(Dataset entries on figures)
+ + + + + + +

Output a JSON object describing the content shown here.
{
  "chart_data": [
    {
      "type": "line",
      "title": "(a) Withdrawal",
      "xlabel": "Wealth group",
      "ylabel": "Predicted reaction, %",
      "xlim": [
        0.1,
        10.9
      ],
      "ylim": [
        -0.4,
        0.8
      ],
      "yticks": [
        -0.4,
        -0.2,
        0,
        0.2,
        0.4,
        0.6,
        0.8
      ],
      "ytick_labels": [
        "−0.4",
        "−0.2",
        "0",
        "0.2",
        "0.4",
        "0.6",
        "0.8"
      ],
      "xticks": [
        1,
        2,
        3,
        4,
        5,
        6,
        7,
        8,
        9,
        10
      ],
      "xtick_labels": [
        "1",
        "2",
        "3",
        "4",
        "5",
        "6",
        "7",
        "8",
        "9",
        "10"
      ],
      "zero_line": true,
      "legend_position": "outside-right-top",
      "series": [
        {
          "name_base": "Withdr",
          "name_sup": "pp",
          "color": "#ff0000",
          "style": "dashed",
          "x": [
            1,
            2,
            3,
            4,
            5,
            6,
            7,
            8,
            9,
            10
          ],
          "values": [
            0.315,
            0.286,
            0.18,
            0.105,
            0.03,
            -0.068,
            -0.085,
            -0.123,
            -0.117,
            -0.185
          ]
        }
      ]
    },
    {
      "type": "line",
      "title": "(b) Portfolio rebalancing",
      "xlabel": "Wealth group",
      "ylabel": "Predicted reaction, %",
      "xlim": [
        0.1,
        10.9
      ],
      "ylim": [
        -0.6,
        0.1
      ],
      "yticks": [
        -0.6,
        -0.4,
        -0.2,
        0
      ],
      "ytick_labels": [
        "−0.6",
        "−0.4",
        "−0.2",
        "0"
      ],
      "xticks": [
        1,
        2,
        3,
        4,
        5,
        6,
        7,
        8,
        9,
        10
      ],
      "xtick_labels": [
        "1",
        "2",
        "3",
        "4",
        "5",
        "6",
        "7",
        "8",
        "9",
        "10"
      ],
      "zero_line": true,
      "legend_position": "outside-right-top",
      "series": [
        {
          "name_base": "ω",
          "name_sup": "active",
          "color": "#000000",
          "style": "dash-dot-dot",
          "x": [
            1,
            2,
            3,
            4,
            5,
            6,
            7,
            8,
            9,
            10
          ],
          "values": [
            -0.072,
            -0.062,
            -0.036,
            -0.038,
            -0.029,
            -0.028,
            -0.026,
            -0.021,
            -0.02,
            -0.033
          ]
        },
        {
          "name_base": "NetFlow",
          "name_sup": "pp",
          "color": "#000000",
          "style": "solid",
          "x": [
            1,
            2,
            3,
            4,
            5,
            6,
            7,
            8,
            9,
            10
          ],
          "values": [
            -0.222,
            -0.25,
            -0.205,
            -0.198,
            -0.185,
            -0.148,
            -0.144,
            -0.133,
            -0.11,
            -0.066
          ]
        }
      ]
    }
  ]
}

+ + + + + + +

Write out the entries above word for word.

- **Complete output**
Output a JSON object describing the content shown here.
{
  "chart_data": [
    {
      "type": "line",
      "title": "(a) Withdrawal",
      "xlabel": "Wealth group",
      "ylabel": "Predicted reaction, %",
      "xlim": [
        0.1,
        10.9
      ],
      "ylim": [
        -0.4,
        0.8
      ],
      "yticks": [
        -0.4,
        -0.2,
        0,
        0.2,
        0.4,
        0.6,
        0.8
      ],
      "ytick_labels": [
        "−0.4",
        "−0.2",
        "0",
        "0.2",
        "0.4",
        "0.6",
        "0.8"
      ],
      "xticks": [
        1,
        2,
        3,
        4,
        5,
        6,
        7,
        8,
        9,
        10
      ],
      "xtick_labels": [
        "1",
        "2",
        "3",
        "4",
        "5",
        "6",
        "7",
        "8",
        "9",
        "10"
      ],
      "zero_line": true,
      "legend_position": "outside-right-top",
      "series": [
        {
          "name_base": "Withdr",
          "name_sup": "pp",
          "color": "#ff0000",
          "style": "dashed",
          "x": [
            1,
            2,
            3,
            4,
            5,
            6,
            7,
            8,
            9,
            10
          ],
          "values": [
            0.315,
            0.286,
            0.18,
            0.105,
            0.03,
            -0.068,
            -0.085,
            -0.123,
            -0.117,
            -0.185
          ]
        }
      ]
    },
    {
      "type": "line",
      "title": "(b) Portfolio rebalancing",
      "xlabel": "Wealth group",
      "ylabel": "Predicted reaction, %",
      "xlim": [
        0.1,
        10.9
      ],
      "ylim": [
        -0.6,
        0.1
      ],
      "yticks": [
        -0.6,
        -0.4,
        -0.2,
        0
      ],
      "ytick_labels": [
        "−0.6",
        "−0.4",
        "−0.2",
        "0"
      ],
      "xticks": [
        1,
        2,
        3,
        4,
        5,
        6,
        7,
        8,
        9,
        10
      ],
      "xtick_labels": [
        "1",
        "2",
        "3",
        "4",
        "5",
        "6",
        "7",
        "8",
        "9",
        "10"
      ],
      "zero_line": true,
      "legend_position": "outside-right-top",
      "series": [
        {
          "name_base": "ω",
          "name_sup": "active",
          "color": "#000000",
          "style": "dash-dot-dot",
          "x": [
            1,
            2,
            3,
            4,
            5,
            6,
            7,
            8,
            9,
            10
          ],
          "values": [
            -0.072,
            -0.062,
            -0.036,
            -0.038,
            -0.029,
            -0.028,
            -0.026,
            -0.021,
            -0.02,
            -0.033
          ]
        },
        {
          "name_base": "NetFlow",
          "name_sup": "pp",
          "color": "#000000",
          "style": "solid",
          "x": [
            1,
            2,
            3,
            4,
            5,
            6,
            7,
            8,
            9,
            10
          ],
          "values": [
            -0.222,
            -0.25,
            -0.205,
            -0.198,
            -0.185,
            -0.148,
            -0.144,
            -0.133,
            -0.11,
            -0.066
          ]
        }
      ]
    }
  ]
}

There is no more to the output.